From the records below, copy every line that contains the word "JSON".

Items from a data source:
▽

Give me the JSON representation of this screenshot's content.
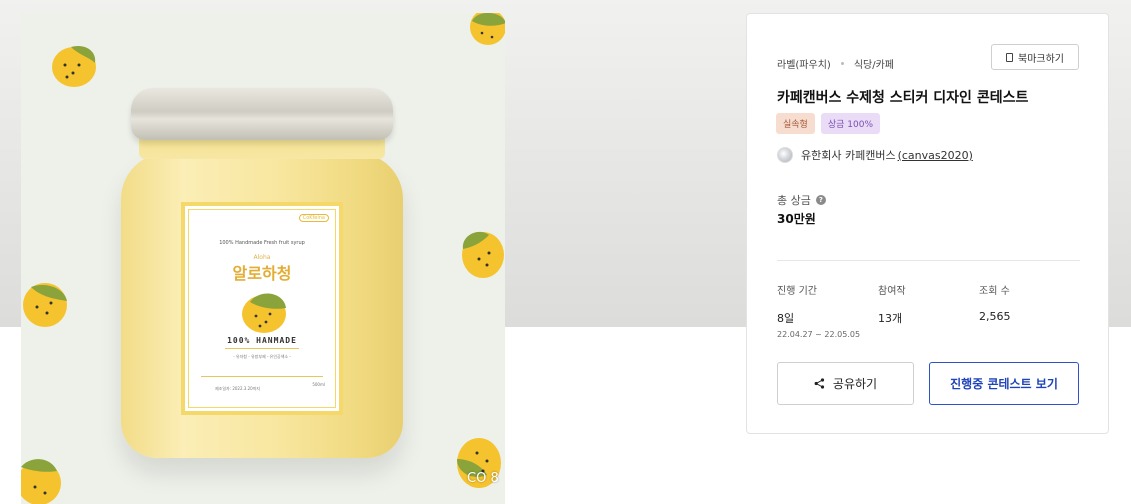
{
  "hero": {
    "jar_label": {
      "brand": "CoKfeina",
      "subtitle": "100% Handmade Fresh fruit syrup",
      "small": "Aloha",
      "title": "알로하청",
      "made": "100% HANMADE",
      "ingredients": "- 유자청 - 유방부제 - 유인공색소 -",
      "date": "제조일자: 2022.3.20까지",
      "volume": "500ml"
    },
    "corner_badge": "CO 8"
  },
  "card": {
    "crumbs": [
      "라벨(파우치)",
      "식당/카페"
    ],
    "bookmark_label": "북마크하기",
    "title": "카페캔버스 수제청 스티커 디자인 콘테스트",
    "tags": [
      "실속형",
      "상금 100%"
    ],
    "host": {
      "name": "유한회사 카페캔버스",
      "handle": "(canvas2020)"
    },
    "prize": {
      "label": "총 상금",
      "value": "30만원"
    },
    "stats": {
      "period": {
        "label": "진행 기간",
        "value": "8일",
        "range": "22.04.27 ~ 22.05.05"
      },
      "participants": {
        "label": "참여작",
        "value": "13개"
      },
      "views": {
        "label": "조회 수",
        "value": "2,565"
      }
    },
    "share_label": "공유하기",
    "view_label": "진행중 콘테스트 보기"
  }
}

△
▽

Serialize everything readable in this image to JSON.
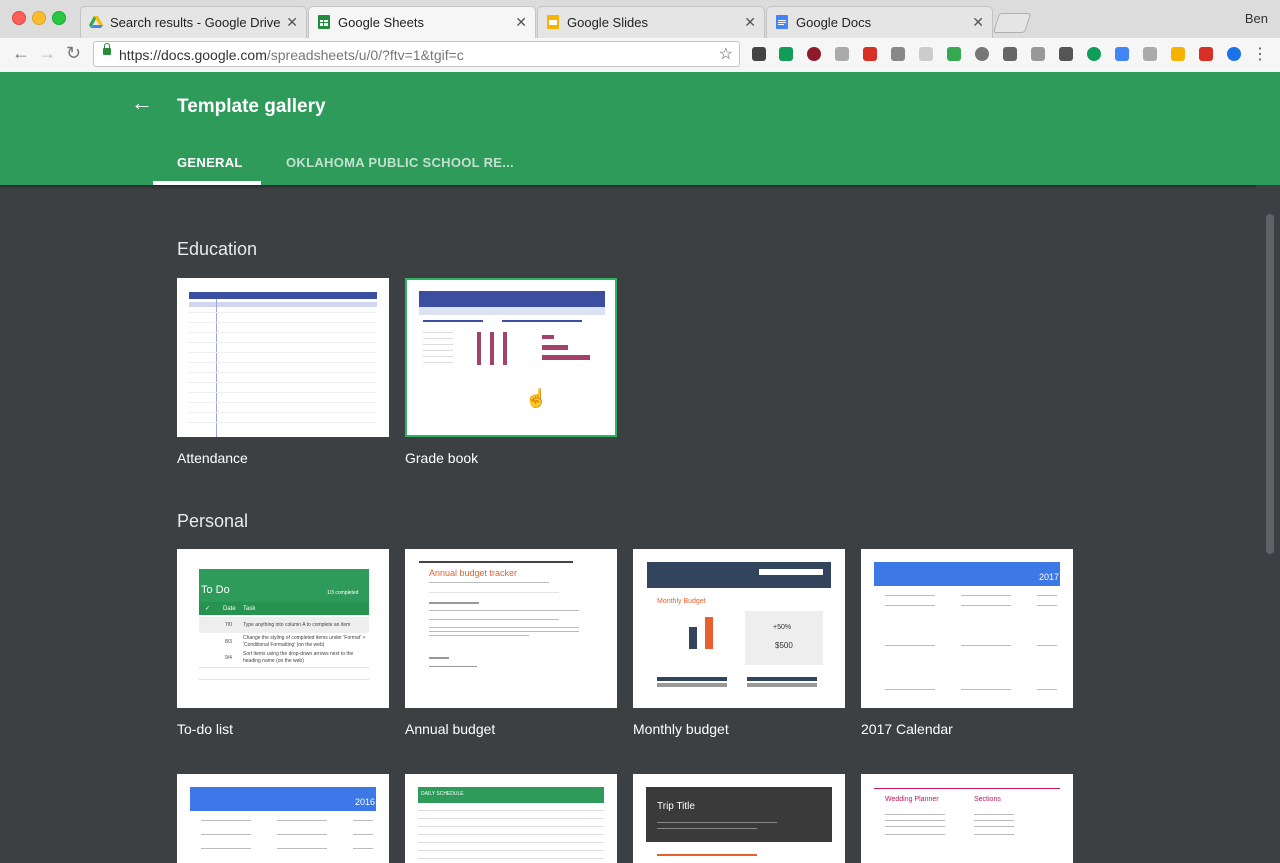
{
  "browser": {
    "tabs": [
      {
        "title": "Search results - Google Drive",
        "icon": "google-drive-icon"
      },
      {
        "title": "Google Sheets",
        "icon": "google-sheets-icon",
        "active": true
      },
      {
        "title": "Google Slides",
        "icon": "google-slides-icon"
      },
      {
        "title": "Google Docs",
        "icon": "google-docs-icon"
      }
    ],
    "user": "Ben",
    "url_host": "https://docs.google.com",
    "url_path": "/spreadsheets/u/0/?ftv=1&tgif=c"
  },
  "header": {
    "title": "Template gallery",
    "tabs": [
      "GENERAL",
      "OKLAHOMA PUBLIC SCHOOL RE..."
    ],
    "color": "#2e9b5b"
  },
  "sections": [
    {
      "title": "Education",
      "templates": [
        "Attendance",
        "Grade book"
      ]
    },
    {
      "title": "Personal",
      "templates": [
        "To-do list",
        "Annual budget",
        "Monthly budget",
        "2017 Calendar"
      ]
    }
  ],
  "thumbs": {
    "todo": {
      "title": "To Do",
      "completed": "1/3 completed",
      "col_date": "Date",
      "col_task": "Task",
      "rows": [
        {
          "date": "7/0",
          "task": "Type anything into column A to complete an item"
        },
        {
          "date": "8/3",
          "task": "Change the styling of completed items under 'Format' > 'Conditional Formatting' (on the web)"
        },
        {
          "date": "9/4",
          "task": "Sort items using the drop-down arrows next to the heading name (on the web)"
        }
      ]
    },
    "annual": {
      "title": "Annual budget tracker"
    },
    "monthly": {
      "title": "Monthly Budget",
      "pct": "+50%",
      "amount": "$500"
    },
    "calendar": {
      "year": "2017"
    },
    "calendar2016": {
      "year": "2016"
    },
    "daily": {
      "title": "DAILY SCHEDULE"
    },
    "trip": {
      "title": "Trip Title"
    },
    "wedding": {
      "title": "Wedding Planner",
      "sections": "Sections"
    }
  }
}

△
▽

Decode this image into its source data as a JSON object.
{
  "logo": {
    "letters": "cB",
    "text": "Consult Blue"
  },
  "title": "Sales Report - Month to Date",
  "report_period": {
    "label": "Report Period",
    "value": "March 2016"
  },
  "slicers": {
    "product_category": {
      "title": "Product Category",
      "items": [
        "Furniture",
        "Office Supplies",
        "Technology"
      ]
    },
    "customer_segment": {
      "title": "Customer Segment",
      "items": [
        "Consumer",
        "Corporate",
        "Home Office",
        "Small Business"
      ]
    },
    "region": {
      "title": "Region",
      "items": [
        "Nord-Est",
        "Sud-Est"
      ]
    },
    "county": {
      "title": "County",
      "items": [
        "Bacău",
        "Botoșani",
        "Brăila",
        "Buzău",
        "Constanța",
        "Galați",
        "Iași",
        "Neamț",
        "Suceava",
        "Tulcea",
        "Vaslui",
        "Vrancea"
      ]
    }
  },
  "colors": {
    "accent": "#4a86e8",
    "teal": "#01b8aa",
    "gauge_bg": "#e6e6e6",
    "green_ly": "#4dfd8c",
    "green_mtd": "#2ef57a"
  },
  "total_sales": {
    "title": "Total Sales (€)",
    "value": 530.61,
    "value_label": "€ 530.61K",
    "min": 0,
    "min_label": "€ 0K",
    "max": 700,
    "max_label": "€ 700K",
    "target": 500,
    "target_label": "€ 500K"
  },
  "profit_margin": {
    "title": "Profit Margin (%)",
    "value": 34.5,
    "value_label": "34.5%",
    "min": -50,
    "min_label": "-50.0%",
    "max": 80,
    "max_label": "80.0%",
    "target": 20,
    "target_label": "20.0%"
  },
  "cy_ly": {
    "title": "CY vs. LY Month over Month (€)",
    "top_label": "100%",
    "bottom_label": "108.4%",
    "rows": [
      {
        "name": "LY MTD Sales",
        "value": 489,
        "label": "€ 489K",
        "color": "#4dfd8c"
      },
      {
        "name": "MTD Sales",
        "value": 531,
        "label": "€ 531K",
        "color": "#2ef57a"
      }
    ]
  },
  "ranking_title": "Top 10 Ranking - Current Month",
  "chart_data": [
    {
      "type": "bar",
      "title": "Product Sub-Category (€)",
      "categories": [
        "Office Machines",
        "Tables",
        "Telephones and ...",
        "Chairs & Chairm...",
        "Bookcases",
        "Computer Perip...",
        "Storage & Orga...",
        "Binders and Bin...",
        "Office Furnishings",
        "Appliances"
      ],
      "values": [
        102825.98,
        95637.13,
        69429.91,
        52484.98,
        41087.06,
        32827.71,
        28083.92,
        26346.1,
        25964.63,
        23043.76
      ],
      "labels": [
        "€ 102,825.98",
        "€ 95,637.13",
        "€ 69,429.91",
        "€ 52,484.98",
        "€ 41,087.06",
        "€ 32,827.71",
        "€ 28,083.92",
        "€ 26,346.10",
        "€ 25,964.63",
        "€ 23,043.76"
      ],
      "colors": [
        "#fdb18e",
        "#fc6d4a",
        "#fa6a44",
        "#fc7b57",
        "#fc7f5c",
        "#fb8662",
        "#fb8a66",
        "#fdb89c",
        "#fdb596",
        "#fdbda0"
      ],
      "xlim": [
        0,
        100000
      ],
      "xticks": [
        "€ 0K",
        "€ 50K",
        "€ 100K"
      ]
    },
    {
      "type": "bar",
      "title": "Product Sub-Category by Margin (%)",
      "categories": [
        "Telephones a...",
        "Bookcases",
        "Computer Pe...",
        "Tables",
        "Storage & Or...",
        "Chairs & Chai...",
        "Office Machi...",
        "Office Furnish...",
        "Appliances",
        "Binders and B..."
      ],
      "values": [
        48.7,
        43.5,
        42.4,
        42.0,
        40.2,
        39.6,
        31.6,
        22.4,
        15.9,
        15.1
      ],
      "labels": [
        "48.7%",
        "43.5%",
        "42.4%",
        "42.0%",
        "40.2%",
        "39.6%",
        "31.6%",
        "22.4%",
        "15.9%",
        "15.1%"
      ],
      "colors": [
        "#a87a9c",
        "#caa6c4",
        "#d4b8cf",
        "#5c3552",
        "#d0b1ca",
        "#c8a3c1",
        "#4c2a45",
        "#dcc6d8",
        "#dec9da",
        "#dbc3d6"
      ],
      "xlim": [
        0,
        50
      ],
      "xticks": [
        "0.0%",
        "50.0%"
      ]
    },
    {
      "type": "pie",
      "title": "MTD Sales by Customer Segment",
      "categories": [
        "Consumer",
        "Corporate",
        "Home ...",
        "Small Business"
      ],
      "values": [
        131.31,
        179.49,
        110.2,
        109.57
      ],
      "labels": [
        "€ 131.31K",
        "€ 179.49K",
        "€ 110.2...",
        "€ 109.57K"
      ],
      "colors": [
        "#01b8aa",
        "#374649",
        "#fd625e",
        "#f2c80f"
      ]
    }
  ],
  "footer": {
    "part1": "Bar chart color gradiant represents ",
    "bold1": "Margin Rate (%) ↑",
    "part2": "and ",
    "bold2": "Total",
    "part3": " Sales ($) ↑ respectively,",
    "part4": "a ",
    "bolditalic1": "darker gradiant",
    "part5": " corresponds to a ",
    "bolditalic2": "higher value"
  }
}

△

_Exercise response_:
Give me the JSON representation of this screenshot's content.
Serialize everything readable in this image to JSON.
Decode this image into its source data as a JSON object.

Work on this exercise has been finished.